Items from a data source
* * * * * * *

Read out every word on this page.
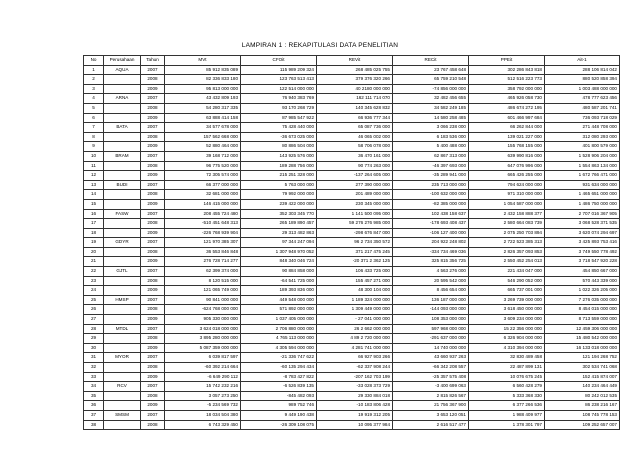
LAMPIRAN 1 : REKAPITULASI DATA PENELITIAN
No	Perusahaan	Tahun	MVt	CFOit	REVit	RECit	PPEit	Ait-1
1	AQUA	2007	85 912 835 089	115 989 209 324	268 485 025 755	23 767 458 648	302 286 843 818	288 106 814 042
2		2008	82 336 833 180	123 763 513 413	379 376 320 266	65 759 210 548	512 516 223 773	880 520 858 394
3		2009	95 813 000 000	122 514 000 000	40 2180 000 000	-74 856 000 000	358 792 000 000	1 003 488 000 000
4	ARNA	2007	43 432 809 193	76 940 383 769	162 111 714 070	32 482 456 655	465 926 058 730	478 777 623 456
5		2008	54 280 317 335	93 170 268 729	140 345 628 832	34 582 249 185	486 674 272 195	480 587 201 741
6		2009	63 888 414 158	87 985 547 922	66 936 777 344	14 580 258 485	601 466 997 684	736 093 718 029
7	BATA	2007	34 577 678 000	75 428 440 000	65 087 736 000	3 066 238 000	66 262 844 000	271 448 708 000
8		2008	157 562 668 000	-36 673 025 000	46 065 002 000	6 183 536 000	139 021 227 000	312 080 293 000
9		2009	52 880 464 000	80 886 504 000	58 706 078 000	5 400 488 000	155 768 155 000	401 800 579 000
10	BRAM	2007	39 168 712 000	143 925 576 000	36 470 161 000	62 867 313 000	639 990 816 000	1 528 906 204 000
11		2008	96 775 520 000	189 288 756 000	90 774 263 000	-46 397 693 000	647 076 996 000	1 554 863 134 000
12		2009	72 305 574 000	215 251 328 000	-137 264 605 000	-35 289 941 000	665 426 255 000	1 672 766 471 000
13	BUDI	2007	66 377 000 000	5 763 000 000	277 390 000 000	235 713 000 000	794 624 000 000	931 634 000 000
14		2008	32 681 000 000	79 992 000 000	201 489 000 000	-100 632 000 000	971 310 000 000	1 465 651 000 000
15		2009	146 415 000 000	239 422 000 000	230 345 000 000	-82 385 000 000	1 054 587 000 000	1 486 750 000 000
16	FASW	2007	208 455 724 480	352 303 345 770	1 141 500 095 000	102 438 158 637	2 432 158 888 377	2 707 016 367 905
17		2008	-510 451 648 313	265 189 890 457	59 276 276 985 000	-178 693 408 437	2 580 664 083 739	3 068 528 371 535
18		2009	-226 768 939 904	29 313 482 863	-298 676 847 000	-106 127 400 000	2 075 250 703 894	3 620 074 294 697
19	GDYR	2007	121 970 385 307	97 344 247 094	96 2 734 350 572	204 922 248 802	2 722 523 385 313	3 425 893 753 416
20		2008	36 553 846 848	1 307 948 970 052	371 217 475 245	-334 734 469 036	2 826 357 093 853	3 749 550 778 492
21		2009	276 728 714 277	848 340 046 724	-20 371 2 362 125	325 815 356 725	2 550 452 254 013	3 718 547 920 228
22	GJTL	2007	62 399 374 000	90 884 858 000	106 433 725 000	4 563 276 000	221 434 047 000	454 850 667 000
23		2008	8 120 515 000	-64 541 725 000	155 457 271 000	20 595 542 000	546 290 052 000	570 443 339 000
24		2009	121 065 749 000	189 393 836 000	48 300 104 000	8 456 654 000	665 737 001 000	1 022 326 205 000
25	HMSP	2007	90 841 000 000	449 548 000 000	1 189 324 000 000	136 187 000 000	3 269 739 000 000	7 276 035 000 000
26		2008	-624 768 000 000	571 892 000 000	1 309 449 000 000	-144 093 000 000	3 618 450 000 000	8 454 015 000 000
27		2009	905 330 000 000	1 037 405 000 000	- 27 041 000 000	108 353 000 000	3 609 234 000 000	8 713 559 000 000
28	MTDL	2007	3 624 018 000 000	2 706 880 000 000	26 2 662 000 000	597 968 000 000	15 22 356 000 000	12 459 306 000 000
29		2008	3 895 280 000 000	4 765 113 000 000	4 89 2 720 000 000	-291 637 000 000	6 326 904 000 000	15 480 542 000 000
30		2009	5 087 359 000 000	4 305 594 000 000	4 281 741 000 000	14 740 000 000	4 310 394 000 000	16 133 018 000 000
31	MYOR	2007	6 039 817 597	-21 336 747 622	66 927 903 266	43 660 937 263	32 830 489 458	121 194 268 752
32		2008	-60 392 214 664	-60 135 294 434	-62 337 908 244	-66 342 208 557	22 487 899 131	302 534 741 068
33		2009	-6 649 290 112	-8 783 427 822	-207 162 703 199	-25 357 575 408	10 076 675 245	152 415 874 007
34	RCV	2007	15 742 232 216	-6 526 839 135	-33 028 373 729	-3 400 699 063	6 560 428 279	140 234 464 449
35		2008	3 057 273 250	-845 482 093	29 330 884 018	2 815 826 567	5 333 368 330	80 242 012 535
36		2009	-5 234 569 732	989 752 746	-10 183 806 428	21 756 367 900	6 377 266 536	86 238 216 167
37	SMSM	2007	18 034 504 380	9 449 190 438	19 919 312 205	3 653 120 051	1 988 409 977	108 745 778 153
38		2008	6 743 329 450	-26 309 108 075	10 095 377 984	2 616 517 477	1 378 301 797	109 252 657 007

* * * * * * *

## [Requirements]
Repeat the material above verbatim. Leave the pictures behind.

## [Task response]
Read out every word on this page.
LAMPIRAN 1 : REKAPITULASI DATA PENELITIAN
No	Perusahaan	Tahun	MVt	CFOit	REVit	RECit	PPEit	Ait-1
1	AQUA	2007	85 912 835 089	115 989 209 324	268 485 025 755	23 767 458 648	302 286 843 818	288 106 814 042
2		2008	82 336 833 180	123 763 513 413	379 376 320 266	65 759 210 548	512 516 223 773	880 520 858 394
3		2009	95 813 000 000	122 514 000 000	40 2180 000 000	-74 856 000 000	358 792 000 000	1 003 488 000 000
4	ARNA	2007	43 432 809 193	76 940 383 769	162 111 714 070	32 482 456 655	465 926 058 730	478 777 623 456
5		2008	54 280 317 335	93 170 268 729	140 345 628 832	34 582 249 185	486 674 272 195	480 587 201 741
6		2009	63 888 414 158	87 985 547 922	66 936 777 344	14 580 258 485	601 466 997 684	736 093 718 029
7	BATA	2007	34 577 678 000	75 428 440 000	65 087 736 000	3 066 238 000	66 262 844 000	271 448 708 000
8		2008	157 562 668 000	-36 673 025 000	46 065 002 000	6 183 536 000	139 021 227 000	312 080 293 000
9		2009	52 880 464 000	80 886 504 000	58 706 078 000	5 400 488 000	155 768 155 000	401 800 579 000
10	BRAM	2007	39 168 712 000	143 925 576 000	36 470 161 000	62 867 313 000	639 990 816 000	1 528 906 204 000
11		2008	96 775 520 000	189 288 756 000	90 774 263 000	-46 397 693 000	647 076 996 000	1 554 863 134 000
12		2009	72 305 574 000	215 251 328 000	-137 264 605 000	-35 289 941 000	665 426 255 000	1 672 766 471 000
13	BUDI	2007	66 377 000 000	5 763 000 000	277 390 000 000	235 713 000 000	794 624 000 000	931 634 000 000
14		2008	32 681 000 000	79 992 000 000	201 489 000 000	-100 632 000 000	971 310 000 000	1 465 651 000 000
15		2009	146 415 000 000	239 422 000 000	230 345 000 000	-82 385 000 000	1 054 587 000 000	1 486 750 000 000
16	FASW	2007	208 455 724 480	352 303 345 770	1 141 500 095 000	102 438 158 637	2 432 158 888 377	2 707 016 367 905
17		2008	-510 451 648 313	265 189 890 457	59 276 276 985 000	-178 693 408 437	2 580 664 083 739	3 068 528 371 535
18		2009	-226 768 939 904	29 313 482 863	-298 676 847 000	-106 127 400 000	2 075 250 703 894	3 620 074 294 697
19	GDYR	2007	121 970 385 307	97 344 247 094	96 2 734 350 572	204 922 248 802	2 722 523 385 313	3 425 893 753 416
20		2008	36 553 846 848	1 307 948 970 052	371 217 475 245	-334 734 469 036	2 826 357 093 853	3 749 550 778 492
21		2009	276 728 714 277	848 340 046 724	-20 371 2 362 125	325 815 356 725	2 550 452 254 013	3 718 547 920 228
22	GJTL	2007	62 399 374 000	90 884 858 000	106 433 725 000	4 563 276 000	221 434 047 000	454 850 667 000
23		2008	8 120 515 000	-64 541 725 000	155 457 271 000	20 595 542 000	546 290 052 000	570 443 339 000
24		2009	121 065 749 000	189 393 836 000	48 300 104 000	8 456 654 000	665 737 001 000	1 022 326 205 000
25	HMSP	2007	90 841 000 000	449 548 000 000	1 189 324 000 000	136 187 000 000	3 269 739 000 000	7 276 035 000 000
26		2008	-624 768 000 000	571 892 000 000	1 309 449 000 000	-144 093 000 000	3 618 450 000 000	8 454 015 000 000
27		2009	905 330 000 000	1 037 405 000 000	- 27 041 000 000	108 353 000 000	3 609 234 000 000	8 713 559 000 000
28	MTDL	2007	3 624 018 000 000	2 706 880 000 000	26 2 662 000 000	597 968 000 000	15 22 356 000 000	12 459 306 000 000
29		2008	3 895 280 000 000	4 765 113 000 000	4 89 2 720 000 000	-291 637 000 000	6 326 904 000 000	15 480 542 000 000
30		2009	5 087 359 000 000	4 305 594 000 000	4 281 741 000 000	14 740 000 000	4 310 394 000 000	16 133 018 000 000
31	MYOR	2007	6 039 817 597	-21 336 747 622	66 927 903 266	43 660 937 263	32 830 489 458	121 194 268 752
32		2008	-60 392 214 664	-60 135 294 434	-62 337 908 244	-66 342 208 557	22 487 899 131	302 534 741 068
33		2009	-6 649 290 112	-8 783 427 822	-207 162 703 199	-25 357 575 408	10 076 675 245	152 415 874 007
34	RCV	2007	15 742 232 216	-6 526 839 135	-33 028 373 729	-3 400 699 063	6 560 428 279	140 234 464 449
35		2008	3 057 273 250	-845 482 093	29 330 884 018	2 815 826 567	5 333 368 330	80 242 012 535
36		2009	-5 234 569 732	989 752 746	-10 183 806 428	21 756 367 900	6 377 266 536	86 238 216 167
37	SMSM	2007	18 034 504 380	9 449 190 438	19 919 312 205	3 653 120 051	1 988 409 977	108 745 778 153
38		2008	6 743 329 450	-26 309 108 075	10 095 377 984	2 616 517 477	1 378 301 797	109 252 657 007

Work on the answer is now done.